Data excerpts
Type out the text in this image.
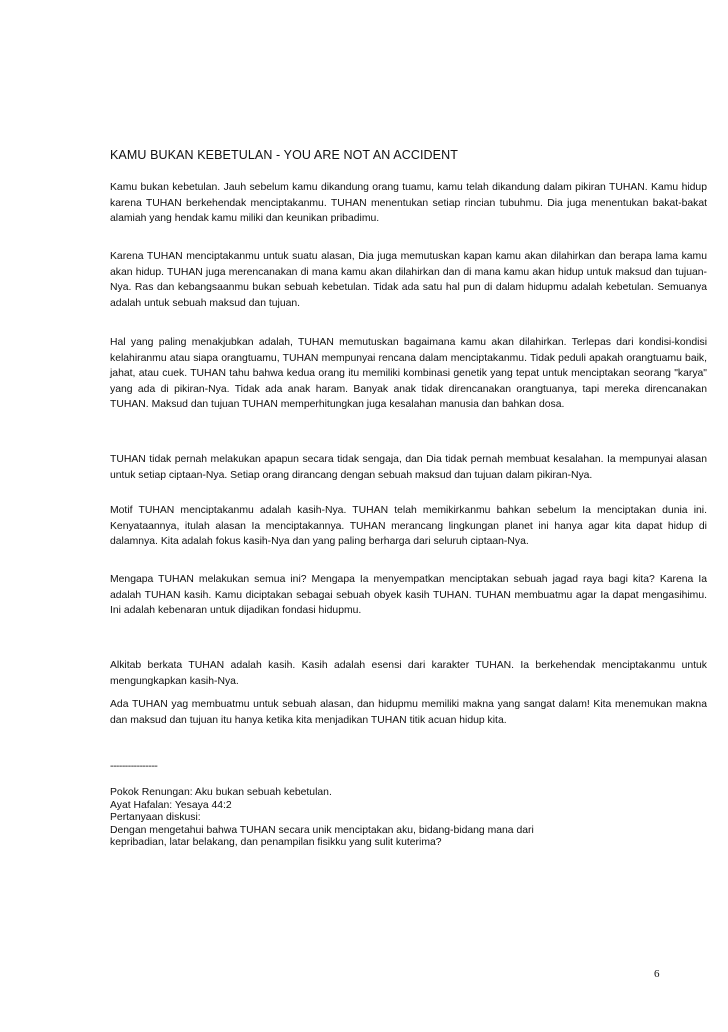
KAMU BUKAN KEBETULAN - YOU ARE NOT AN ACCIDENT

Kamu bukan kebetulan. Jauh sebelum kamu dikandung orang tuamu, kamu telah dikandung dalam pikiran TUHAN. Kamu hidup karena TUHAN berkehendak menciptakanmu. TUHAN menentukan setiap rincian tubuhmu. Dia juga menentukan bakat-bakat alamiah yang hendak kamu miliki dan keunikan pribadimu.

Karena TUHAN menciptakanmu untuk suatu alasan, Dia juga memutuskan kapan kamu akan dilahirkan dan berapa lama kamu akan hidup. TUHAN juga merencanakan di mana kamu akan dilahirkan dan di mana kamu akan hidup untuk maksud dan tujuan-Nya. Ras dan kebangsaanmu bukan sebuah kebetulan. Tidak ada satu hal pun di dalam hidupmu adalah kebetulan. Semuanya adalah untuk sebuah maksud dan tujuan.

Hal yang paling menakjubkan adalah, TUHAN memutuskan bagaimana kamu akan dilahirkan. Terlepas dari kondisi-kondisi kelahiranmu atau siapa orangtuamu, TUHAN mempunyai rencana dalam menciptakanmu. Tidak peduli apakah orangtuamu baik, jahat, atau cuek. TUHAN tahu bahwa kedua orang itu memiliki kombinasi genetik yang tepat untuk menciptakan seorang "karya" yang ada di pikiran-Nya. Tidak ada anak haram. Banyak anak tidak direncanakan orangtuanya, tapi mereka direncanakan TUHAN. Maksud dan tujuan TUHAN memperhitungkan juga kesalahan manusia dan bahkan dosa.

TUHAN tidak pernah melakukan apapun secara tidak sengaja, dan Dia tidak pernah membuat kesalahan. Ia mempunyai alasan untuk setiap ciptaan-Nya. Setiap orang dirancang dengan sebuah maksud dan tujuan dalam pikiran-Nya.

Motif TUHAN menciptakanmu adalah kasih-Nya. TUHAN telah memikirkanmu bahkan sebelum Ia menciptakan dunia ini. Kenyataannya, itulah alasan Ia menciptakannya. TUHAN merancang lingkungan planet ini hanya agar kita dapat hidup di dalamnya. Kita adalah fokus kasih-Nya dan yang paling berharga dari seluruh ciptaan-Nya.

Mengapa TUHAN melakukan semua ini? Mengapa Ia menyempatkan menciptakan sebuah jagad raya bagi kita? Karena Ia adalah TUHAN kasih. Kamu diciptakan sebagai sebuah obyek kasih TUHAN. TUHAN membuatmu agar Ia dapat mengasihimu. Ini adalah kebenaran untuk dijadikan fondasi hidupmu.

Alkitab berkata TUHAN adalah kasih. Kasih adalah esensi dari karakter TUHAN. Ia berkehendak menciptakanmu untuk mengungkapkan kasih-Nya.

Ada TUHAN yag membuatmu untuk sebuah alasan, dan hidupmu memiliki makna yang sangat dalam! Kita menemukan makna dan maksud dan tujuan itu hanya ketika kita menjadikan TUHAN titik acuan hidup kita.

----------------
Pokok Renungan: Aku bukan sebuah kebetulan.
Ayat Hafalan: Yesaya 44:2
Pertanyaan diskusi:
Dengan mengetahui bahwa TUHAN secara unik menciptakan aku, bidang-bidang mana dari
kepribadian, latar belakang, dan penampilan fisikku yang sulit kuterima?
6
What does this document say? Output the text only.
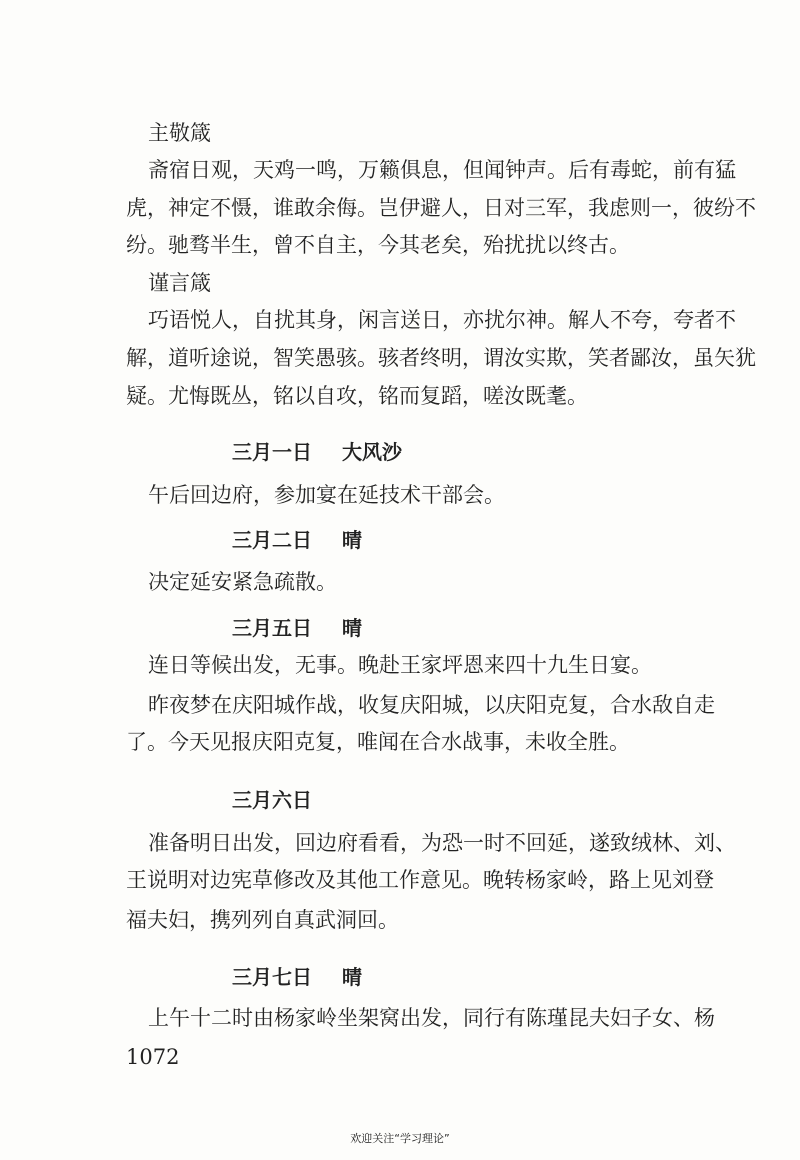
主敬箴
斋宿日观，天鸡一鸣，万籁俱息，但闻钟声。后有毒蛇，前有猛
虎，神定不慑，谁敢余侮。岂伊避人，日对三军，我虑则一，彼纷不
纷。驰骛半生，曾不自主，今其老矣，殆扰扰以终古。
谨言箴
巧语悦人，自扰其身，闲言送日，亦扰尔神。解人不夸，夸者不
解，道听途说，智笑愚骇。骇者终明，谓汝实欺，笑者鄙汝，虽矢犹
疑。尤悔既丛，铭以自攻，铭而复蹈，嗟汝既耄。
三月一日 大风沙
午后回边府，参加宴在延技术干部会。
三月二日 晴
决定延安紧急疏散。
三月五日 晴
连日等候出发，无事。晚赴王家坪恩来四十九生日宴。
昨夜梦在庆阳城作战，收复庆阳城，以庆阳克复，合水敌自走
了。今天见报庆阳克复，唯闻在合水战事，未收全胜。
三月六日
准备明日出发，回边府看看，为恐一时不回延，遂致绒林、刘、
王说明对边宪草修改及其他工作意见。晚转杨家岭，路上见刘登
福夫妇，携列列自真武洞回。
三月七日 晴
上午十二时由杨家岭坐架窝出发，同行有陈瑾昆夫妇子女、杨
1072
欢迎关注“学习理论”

---

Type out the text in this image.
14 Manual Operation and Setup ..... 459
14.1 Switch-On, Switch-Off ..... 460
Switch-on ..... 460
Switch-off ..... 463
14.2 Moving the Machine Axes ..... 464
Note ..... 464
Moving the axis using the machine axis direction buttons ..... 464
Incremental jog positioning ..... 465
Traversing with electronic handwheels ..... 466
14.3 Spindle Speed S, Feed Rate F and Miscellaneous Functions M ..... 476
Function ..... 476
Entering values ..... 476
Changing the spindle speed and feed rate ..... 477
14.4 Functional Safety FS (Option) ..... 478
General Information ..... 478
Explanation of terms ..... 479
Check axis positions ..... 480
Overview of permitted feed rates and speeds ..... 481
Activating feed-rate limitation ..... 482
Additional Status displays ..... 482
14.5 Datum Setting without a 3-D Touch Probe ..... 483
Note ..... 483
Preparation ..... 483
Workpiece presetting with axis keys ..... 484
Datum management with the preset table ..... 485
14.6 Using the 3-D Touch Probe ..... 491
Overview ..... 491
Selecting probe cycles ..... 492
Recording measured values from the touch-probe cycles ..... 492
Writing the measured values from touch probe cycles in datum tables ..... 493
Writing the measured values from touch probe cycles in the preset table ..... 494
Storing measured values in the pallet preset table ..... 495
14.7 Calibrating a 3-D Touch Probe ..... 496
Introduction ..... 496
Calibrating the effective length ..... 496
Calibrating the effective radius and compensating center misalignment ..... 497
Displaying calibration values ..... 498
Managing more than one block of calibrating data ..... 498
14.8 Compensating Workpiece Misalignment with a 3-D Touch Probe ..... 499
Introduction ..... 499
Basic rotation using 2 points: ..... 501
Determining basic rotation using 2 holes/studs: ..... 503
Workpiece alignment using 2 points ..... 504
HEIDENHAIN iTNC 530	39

■ **PROMPT**:
State how many lines of the records above contain the word "from", giving only that number.

■ **TASK SOLUTION**:
3